Quote, word for word, only the lines running from the line with "What text is on this page?" through the end of the listing. Leave out the pictures.

::: Records for this task

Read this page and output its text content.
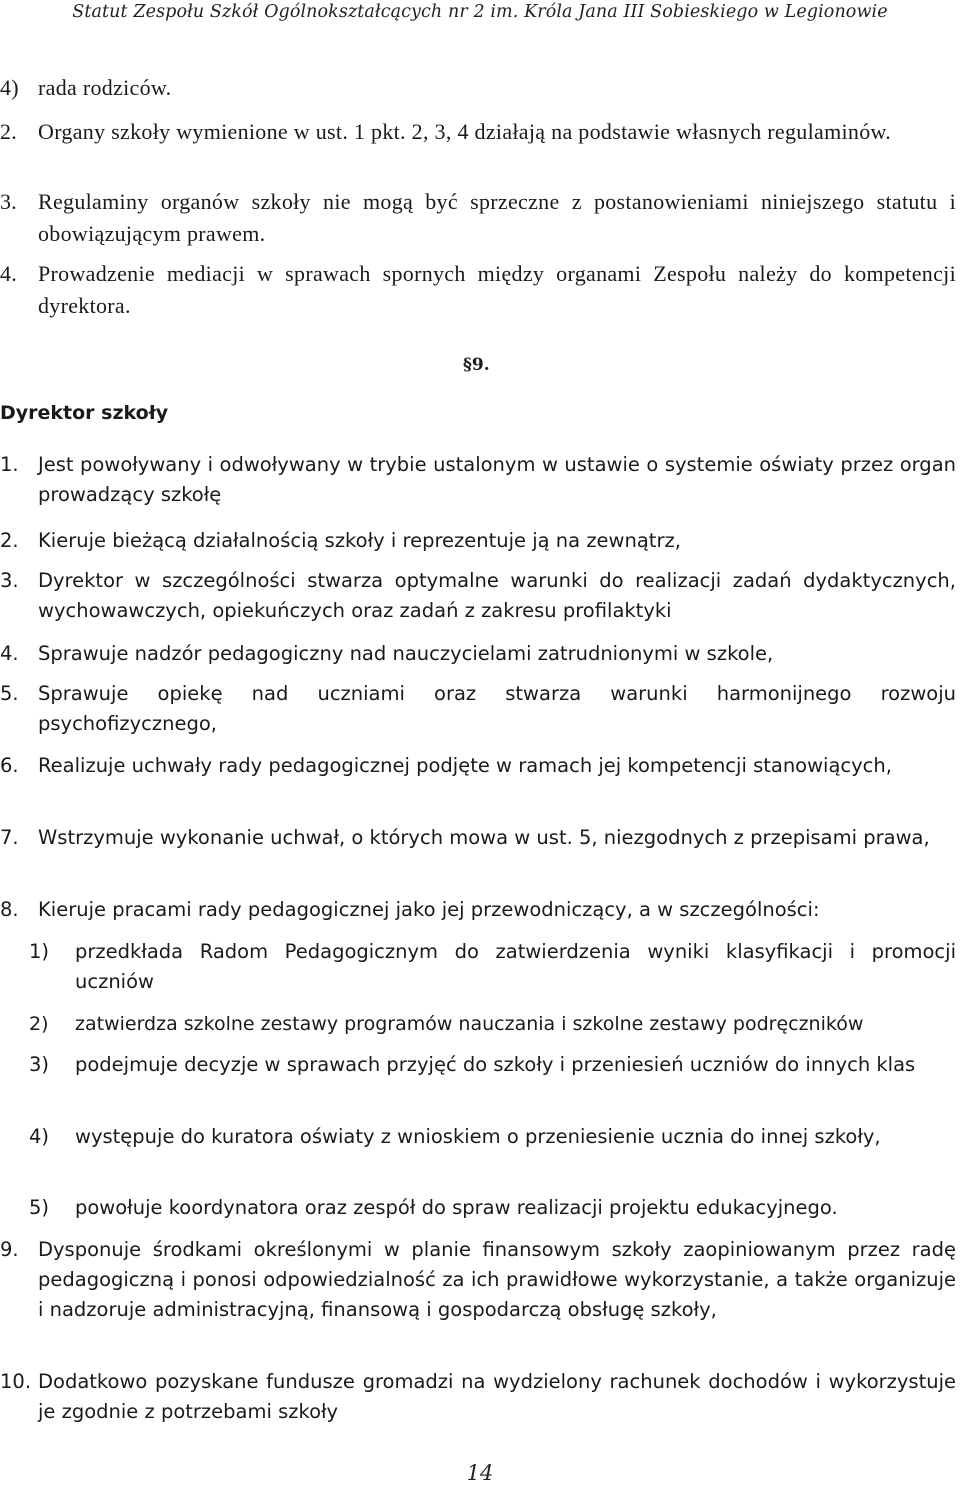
Statut Zespołu Szkół Ogólnokształcących nr 2 im. Króla Jana III Sobieskiego w Legionowie
4) rada rodziców.
2. Organy szkoły wymienione w ust. 1 pkt. 2, 3, 4 działają na podstawie własnych regulaminów.
3. Regulaminy organów szkoły nie mogą być sprzeczne z postanowieniami niniejszego statutu i obowiązującym prawem.
4. Prowadzenie mediacji w sprawach spornych między organami Zespołu należy do kompetencji dyrektora.
§9.
Dyrektor szkoły
1. Jest powoływany i odwoływany w trybie ustalonym w ustawie o systemie oświaty przez organ prowadzący szkołę
2. Kieruje bieżącą działalnością szkoły i reprezentuje ją na zewnątrz,
3. Dyrektor w szczególności stwarza optymalne warunki do realizacji zadań dydaktycznych, wychowawczych, opiekuńczych oraz zadań z zakresu profilaktyki
4. Sprawuje nadzór pedagogiczny nad nauczycielami zatrudnionymi w szkole,
5. Sprawuje opiekę nad uczniami oraz stwarza warunki harmonijnego rozwoju psychofizycznego,
6. Realizuje uchwały rady pedagogicznej podjęte w ramach jej kompetencji stanowiących,
7. Wstrzymuje wykonanie uchwał, o których mowa w ust. 5, niezgodnych z przepisami prawa,
8. Kieruje pracami rady pedagogicznej jako jej przewodniczący, a w szczególności:
1) przedkłada Radom Pedagogicznym do zatwierdzenia wyniki klasyfikacji i promocji uczniów
2) zatwierdza szkolne zestawy programów nauczania i szkolne zestawy podręczników
3) podejmuje decyzje w sprawach przyjęć do szkoły i przeniesień uczniów do innych klas
4) występuje do kuratora oświaty z wnioskiem o przeniesienie ucznia do innej szkoły,
5) powołuje koordynatora oraz zespół do spraw realizacji projektu edukacyjnego.
9. Dysponuje środkami określonymi w planie finansowym szkoły zaopiniowanym przez radę pedagogiczną i ponosi odpowiedzialność za ich prawidłowe wykorzystanie, a także organizuje i nadzoruje administracyjną, finansową i gospodarczą obsługę szkoły,
10. Dodatkowo pozyskane fundusze gromadzi na wydzielony rachunek dochodów i wykorzystuje je zgodnie z potrzebami szkoły
14
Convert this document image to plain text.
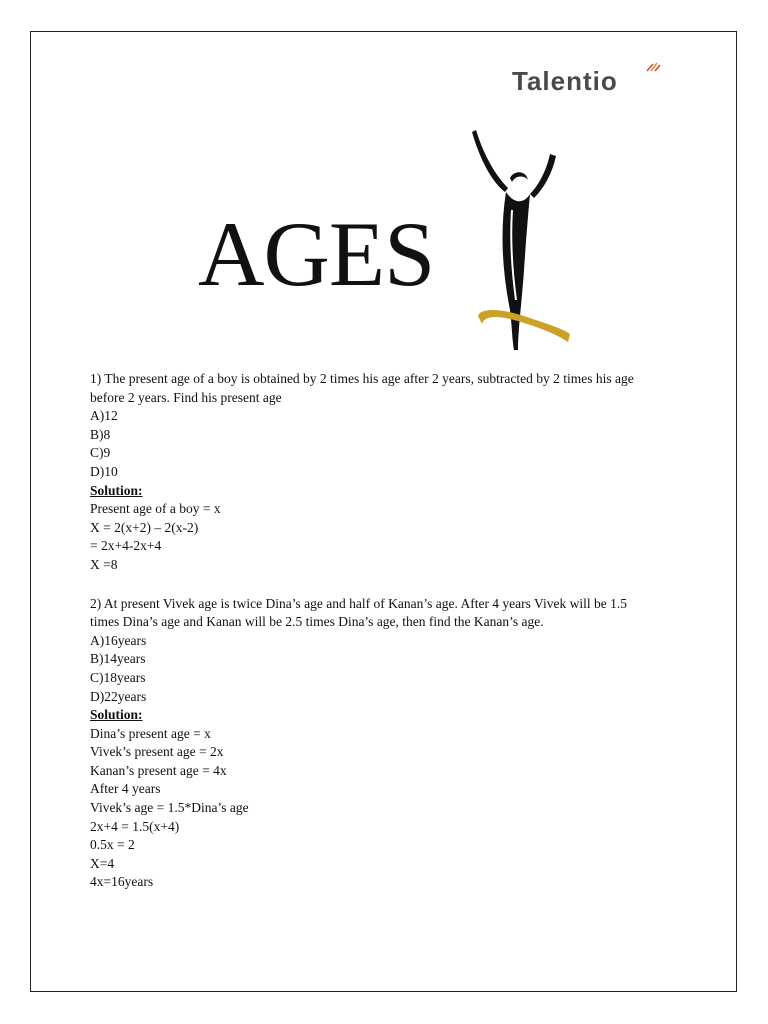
Talentio
AGES

1) The present age of a boy is obtained by 2 times his age after 2 years, subtracted by 2 times his age

before 2 years. Find his present age

A)12

B)8

C)9

D)10

Solution:

Present age of a boy = x

X = 2(x+2) – 2(x-2)

= 2x+4-2x+4

X =8

2) At present Vivek age is twice Dina’s age and half of Kanan’s age. After 4 years Vivek will be 1.5

times Dina’s age and Kanan will be 2.5 times Dina’s age, then find the Kanan’s age.

A)16years

B)14years

C)18years

D)22years

Solution:

Dina’s present age = x

Vivek’s present age = 2x

Kanan’s present age = 4x

After 4 years

Vivek’s age = 1.5*Dina’s age

2x+4 = 1.5(x+4)

0.5x = 2

X=4

4x=16years
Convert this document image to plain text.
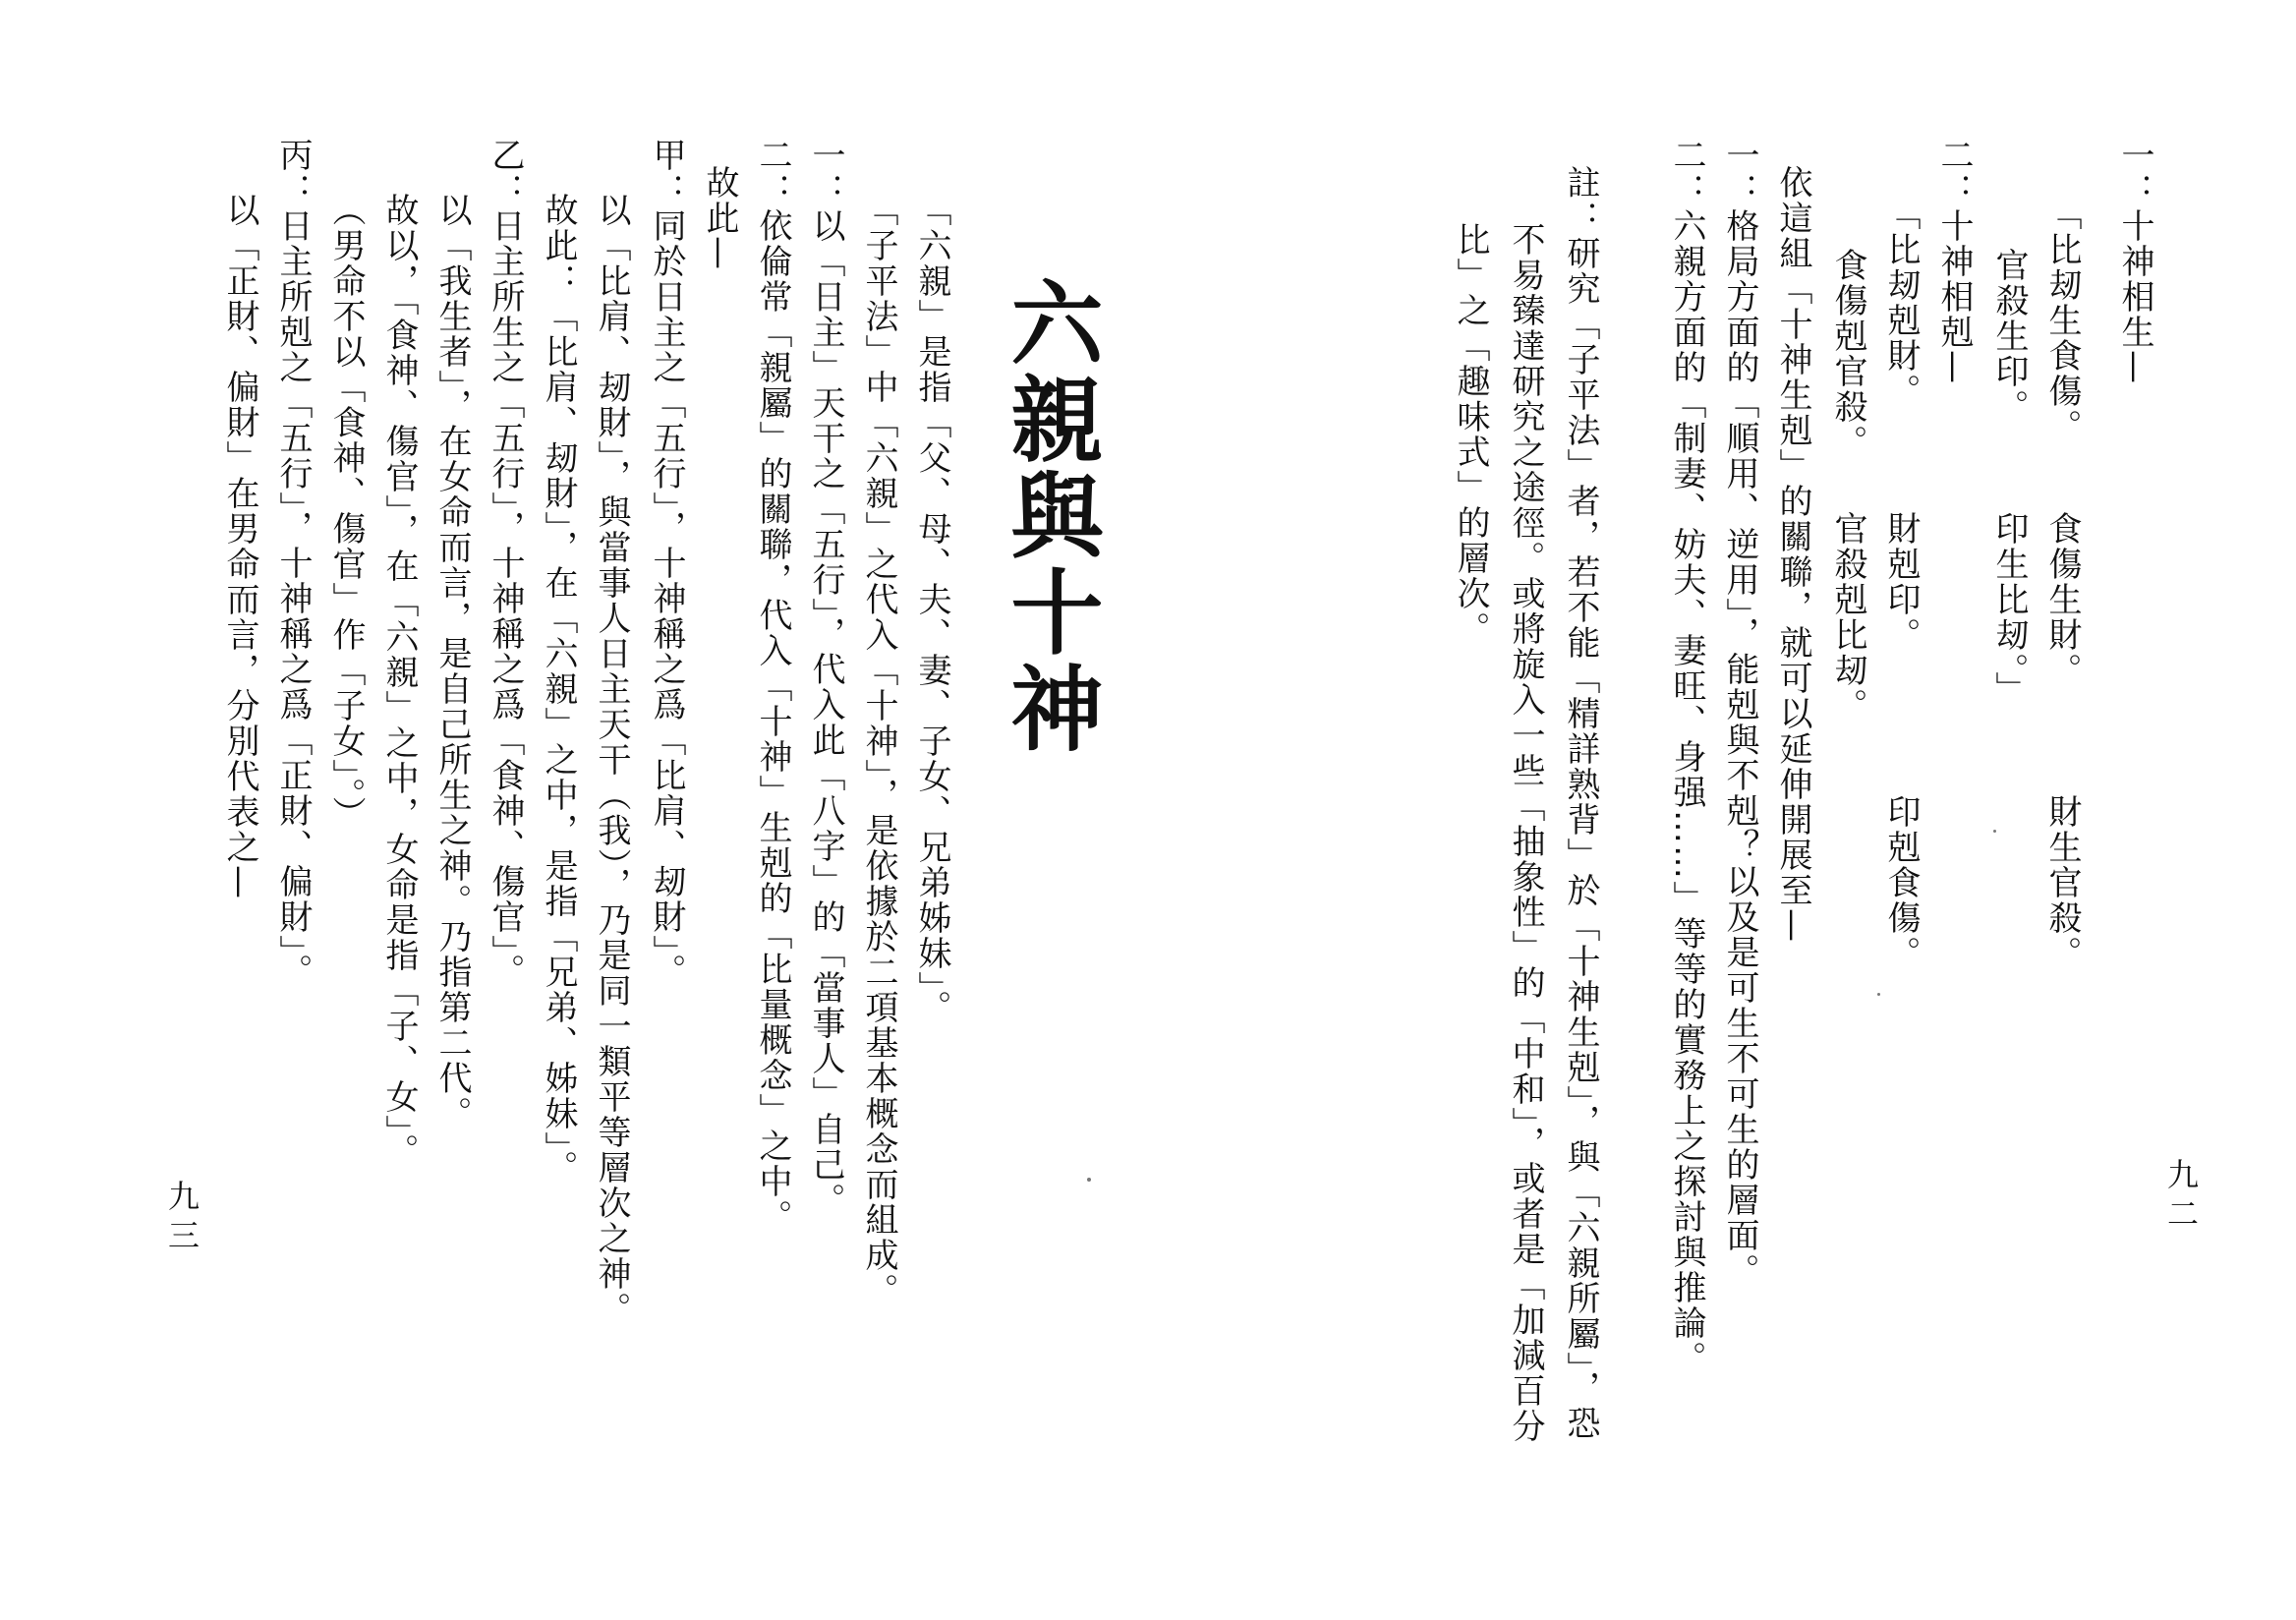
一：十神相生—
「比刼生食傷。
食傷生財。
財生官殺。
官殺生印。
印生比刼。」
二：十神相剋—
「比刼剋財。
財剋印。
印剋食傷。
食傷剋官殺。
官殺剋比刼。
依這組「十神生剋」的關聯，就可以延伸開展至—
一：格局方面的「順用、逆用」，能剋與不剋？以及是可生不可生的層面。
二：六親方面的「制妻、妨夫、妻旺、身强……」等等的實務上之探討與推論。
註：研究「子平法」者，若不能「精詳熟背」於「十神生剋」，與「六親所屬」，恐
不易臻達研究之途徑。或將旋入一些「抽象性」的「中和」，或者是「加減百分
比」之「趣味式」的層次。
六親與十神
「六親」是指「父、母、夫、妻、子女、兄弟姊妹」。
「子平法」中「六親」之代入「十神」，是依據於二項基本概念而組成。
一：以「日主」天干之「五行」，代入此「八字」的「當事人」自己。
二：依倫常「親屬」的關聯，代入「十神」生剋的「比量概念」之中。
故此—
甲：同於日主之「五行」，十神稱之爲「比肩、刼財」。
以「比肩、刼財」，與當事人日主天干（我），乃是同一類平等層次之神。
故此：「比肩、刼財」，在「六親」之中，是指「兄弟、姊妹」。
乙：日主所生之「五行」，十神稱之爲「食神、傷官」。
以「我生者」，在女命而言，是自己所生之神。乃指第二代。
故以，「食神、傷官」，在「六親」之中，女命是指「子、女」。
（男命不以「食神、傷官」作「子女」。）
丙：日主所剋之「五行」，十神稱之爲「正財、偏財」。
以「正財、偏財」在男命而言，分別代表之—
九二
九三
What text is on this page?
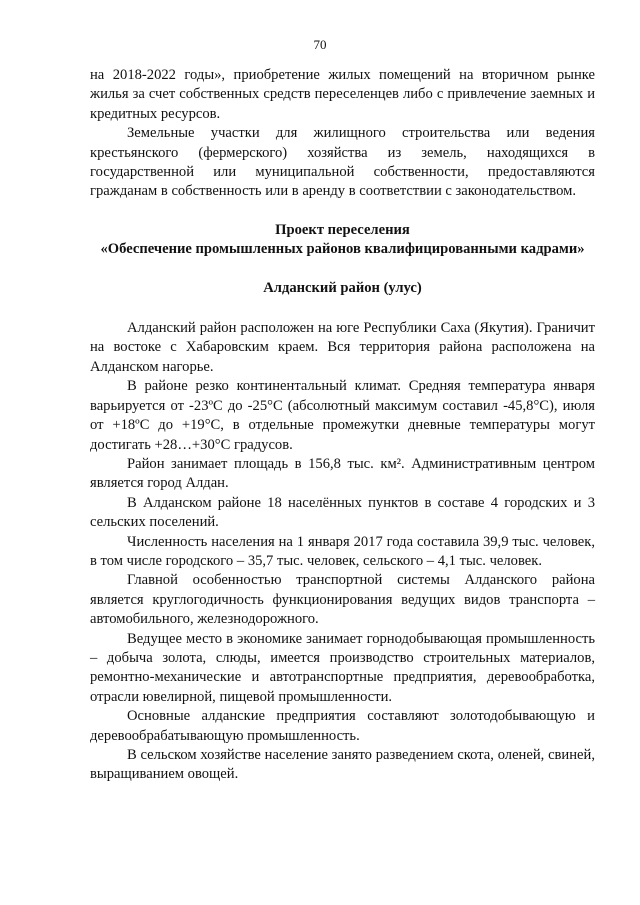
70

на 2018-2022 годы», приобретение жилых помещений на вторичном рынке жилья за счет собственных средств переселенцев либо с привлечение заемных и кредитных ресурсов.

Земельные участки для жилищного строительства или ведения крестьянского (фермерского) хозяйства из земель, находящихся в государственной или муниципальной собственности, предоставляются гражданам в собственность или в аренду в соответствии с законодательством.

Проект переселения

«Обеспечение промышленных районов квалифицированными кадрами»

Алданский район (улус)

Алданский район расположен на юге Республики Саха (Якутия). Граничит на востоке с Хабаровским краем. Вся территория района расположена на Алданском нагорье.

В районе резко континентальный климат. Средняя температура января варьируется от -23ºС до -25°С (абсолютный максимум составил -45,8°С), июля от +18ºС до +19°С, в отдельные промежутки дневные температуры могут достигать +28…+30°С градусов.

Район занимает площадь в 156,8 тыс. км². Административным центром является город Алдан.

В Алданском районе 18 населённых пунктов в составе 4 городских и 3 сельских поселений.

Численность населения на 1 января 2017 года составила 39,9 тыс. человек, в том числе городского – 35,7 тыс. человек, сельского – 4,1 тыс. человек.

Главной особенностью транспортной системы Алданского района является круглогодичность функционирования ведущих видов транспорта – автомобильного, железнодорожного.

Ведущее место в экономике занимает горнодобывающая промышленность – добыча золота, слюды, имеется производство строительных материалов, ремонтно-механические и автотранспортные предприятия, деревообработка, отрасли ювелирной, пищевой промышленности.

Основные алданские предприятия составляют золотодобывающую и деревообрабатывающую промышленность.

В сельском хозяйстве население занято разведением скота, оленей, свиней, выращиванием овощей.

::::::

Answer to the exercise
What text is on this page?
70

на 2018-2022 годы», приобретение жилых помещений на вторичном рынке жилья за счет собственных средств переселенцев либо с привлечение заемных и кредитных ресурсов.

Земельные участки для жилищного строительства или ведения крестьянского (фермерского) хозяйства из земель, находящихся в государственной или муниципальной собственности, предоставляются гражданам в собственность или в аренду в соответствии с законодательством.

Проект переселения

«Обеспечение промышленных районов квалифицированными кадрами»

Алданский район (улус)

Алданский район расположен на юге Республики Саха (Якутия). Граничит на востоке с Хабаровским краем. Вся территория района расположена на Алданском нагорье.

В районе резко континентальный климат. Средняя температура января варьируется от -23ºС до -25°С (абсолютный максимум составил -45,8°С), июля от +18ºС до +19°С, в отдельные промежутки дневные температуры могут достигать +28…+30°С градусов.

Район занимает площадь в 156,8 тыс. км². Административным центром является город Алдан.

В Алданском районе 18 населённых пунктов в составе 4 городских и 3 сельских поселений.

Численность населения на 1 января 2017 года составила 39,9 тыс. человек, в том числе городского – 35,7 тыс. человек, сельского – 4,1 тыс. человек.

Главной особенностью транспортной системы Алданского района является круглогодичность функционирования ведущих видов транспорта – автомобильного, железнодорожного.

Ведущее место в экономике занимает горнодобывающая промышленность – добыча золота, слюды, имеется производство строительных материалов, ремонтно-механические и автотранспортные предприятия, деревообработка, отрасли ювелирной, пищевой промышленности.

Основные алданские предприятия составляют золотодобывающую и деревообрабатывающую промышленность.

В сельском хозяйстве население занято разведением скота, оленей, свиней, выращиванием овощей.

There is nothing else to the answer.